→ **Supplied material**
....

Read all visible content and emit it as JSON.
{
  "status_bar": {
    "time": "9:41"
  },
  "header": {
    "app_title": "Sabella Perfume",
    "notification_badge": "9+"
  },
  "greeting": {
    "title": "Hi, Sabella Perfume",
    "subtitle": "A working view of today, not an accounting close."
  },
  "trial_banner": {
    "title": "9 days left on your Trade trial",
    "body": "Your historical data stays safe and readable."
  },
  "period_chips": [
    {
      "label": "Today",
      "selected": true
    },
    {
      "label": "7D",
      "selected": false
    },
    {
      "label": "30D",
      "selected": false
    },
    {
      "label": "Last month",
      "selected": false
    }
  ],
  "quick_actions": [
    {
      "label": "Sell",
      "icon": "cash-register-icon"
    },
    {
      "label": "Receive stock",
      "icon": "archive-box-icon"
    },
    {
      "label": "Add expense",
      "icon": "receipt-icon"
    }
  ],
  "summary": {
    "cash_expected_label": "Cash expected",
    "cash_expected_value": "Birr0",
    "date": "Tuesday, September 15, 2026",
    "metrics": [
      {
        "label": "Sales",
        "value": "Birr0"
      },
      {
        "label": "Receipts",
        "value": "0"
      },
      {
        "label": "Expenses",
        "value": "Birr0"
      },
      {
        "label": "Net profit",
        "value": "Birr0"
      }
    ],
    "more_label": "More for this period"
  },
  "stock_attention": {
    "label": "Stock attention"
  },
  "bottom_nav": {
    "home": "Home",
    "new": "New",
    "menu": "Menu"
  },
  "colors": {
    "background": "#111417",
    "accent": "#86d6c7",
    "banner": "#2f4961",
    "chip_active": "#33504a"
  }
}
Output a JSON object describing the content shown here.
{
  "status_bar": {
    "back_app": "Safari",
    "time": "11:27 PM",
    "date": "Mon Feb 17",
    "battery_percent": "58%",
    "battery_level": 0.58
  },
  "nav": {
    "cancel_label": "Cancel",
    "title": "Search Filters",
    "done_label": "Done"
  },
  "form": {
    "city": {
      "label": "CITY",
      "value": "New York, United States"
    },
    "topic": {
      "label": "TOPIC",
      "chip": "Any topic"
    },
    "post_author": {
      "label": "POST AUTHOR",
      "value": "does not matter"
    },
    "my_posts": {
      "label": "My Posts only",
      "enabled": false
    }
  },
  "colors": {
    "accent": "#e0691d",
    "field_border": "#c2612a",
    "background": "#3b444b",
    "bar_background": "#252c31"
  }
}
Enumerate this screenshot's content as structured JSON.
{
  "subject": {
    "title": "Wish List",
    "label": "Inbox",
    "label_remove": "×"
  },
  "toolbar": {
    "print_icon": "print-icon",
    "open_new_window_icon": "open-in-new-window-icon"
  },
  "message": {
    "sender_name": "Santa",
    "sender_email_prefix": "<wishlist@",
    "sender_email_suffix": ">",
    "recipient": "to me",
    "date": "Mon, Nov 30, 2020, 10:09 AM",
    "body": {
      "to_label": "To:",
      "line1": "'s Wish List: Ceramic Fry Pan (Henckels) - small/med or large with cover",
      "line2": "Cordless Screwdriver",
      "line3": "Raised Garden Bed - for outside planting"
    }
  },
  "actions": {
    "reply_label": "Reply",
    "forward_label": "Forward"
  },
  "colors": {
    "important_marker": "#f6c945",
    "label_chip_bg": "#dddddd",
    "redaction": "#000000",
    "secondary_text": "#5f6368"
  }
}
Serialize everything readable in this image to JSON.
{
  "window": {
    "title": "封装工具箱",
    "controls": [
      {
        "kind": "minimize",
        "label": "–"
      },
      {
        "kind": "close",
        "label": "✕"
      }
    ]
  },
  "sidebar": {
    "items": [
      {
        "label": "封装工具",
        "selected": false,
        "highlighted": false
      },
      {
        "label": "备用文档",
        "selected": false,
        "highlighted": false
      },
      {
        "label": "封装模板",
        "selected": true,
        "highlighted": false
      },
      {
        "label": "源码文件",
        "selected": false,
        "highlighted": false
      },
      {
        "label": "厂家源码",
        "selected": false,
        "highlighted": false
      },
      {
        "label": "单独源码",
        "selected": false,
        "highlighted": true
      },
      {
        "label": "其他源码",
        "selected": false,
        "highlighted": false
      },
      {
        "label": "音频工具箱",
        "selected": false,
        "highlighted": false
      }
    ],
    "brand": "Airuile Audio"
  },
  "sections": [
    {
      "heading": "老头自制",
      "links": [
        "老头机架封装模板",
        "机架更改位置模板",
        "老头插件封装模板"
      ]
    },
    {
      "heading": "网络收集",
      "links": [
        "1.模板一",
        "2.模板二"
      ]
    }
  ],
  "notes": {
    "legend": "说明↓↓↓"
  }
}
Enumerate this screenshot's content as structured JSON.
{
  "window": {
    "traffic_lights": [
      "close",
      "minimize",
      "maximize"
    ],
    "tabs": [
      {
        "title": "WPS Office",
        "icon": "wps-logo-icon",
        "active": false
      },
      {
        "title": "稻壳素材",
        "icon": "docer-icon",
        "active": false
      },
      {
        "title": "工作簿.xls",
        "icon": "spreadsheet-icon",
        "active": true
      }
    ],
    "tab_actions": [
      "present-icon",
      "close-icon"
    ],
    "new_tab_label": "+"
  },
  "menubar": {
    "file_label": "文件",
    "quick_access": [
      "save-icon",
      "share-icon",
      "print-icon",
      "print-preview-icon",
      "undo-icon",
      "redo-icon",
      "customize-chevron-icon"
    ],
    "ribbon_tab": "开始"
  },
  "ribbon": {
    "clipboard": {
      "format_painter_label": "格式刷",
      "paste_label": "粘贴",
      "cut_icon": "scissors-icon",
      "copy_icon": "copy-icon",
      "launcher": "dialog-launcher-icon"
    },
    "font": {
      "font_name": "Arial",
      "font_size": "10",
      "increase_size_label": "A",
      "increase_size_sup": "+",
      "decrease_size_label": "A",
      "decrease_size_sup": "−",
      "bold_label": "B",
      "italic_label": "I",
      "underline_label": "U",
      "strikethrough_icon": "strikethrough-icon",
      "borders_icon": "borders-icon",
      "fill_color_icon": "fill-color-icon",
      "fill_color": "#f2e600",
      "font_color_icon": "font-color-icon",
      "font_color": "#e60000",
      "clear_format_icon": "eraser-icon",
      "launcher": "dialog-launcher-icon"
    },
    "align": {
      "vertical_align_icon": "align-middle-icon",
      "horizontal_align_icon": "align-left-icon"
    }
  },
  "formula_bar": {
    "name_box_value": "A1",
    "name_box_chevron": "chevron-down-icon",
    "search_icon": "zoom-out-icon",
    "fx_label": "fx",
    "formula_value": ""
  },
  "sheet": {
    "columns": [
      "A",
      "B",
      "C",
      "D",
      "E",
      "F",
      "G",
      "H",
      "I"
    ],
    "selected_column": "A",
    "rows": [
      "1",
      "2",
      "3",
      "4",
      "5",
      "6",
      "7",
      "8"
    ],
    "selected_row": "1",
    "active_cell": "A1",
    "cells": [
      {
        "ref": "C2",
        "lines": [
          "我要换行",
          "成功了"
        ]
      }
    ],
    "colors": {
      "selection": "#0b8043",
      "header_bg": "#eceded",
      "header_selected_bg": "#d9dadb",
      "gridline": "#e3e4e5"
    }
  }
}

....

Of the lines in the material, how many hold the word "left"? Reply with the number only.

2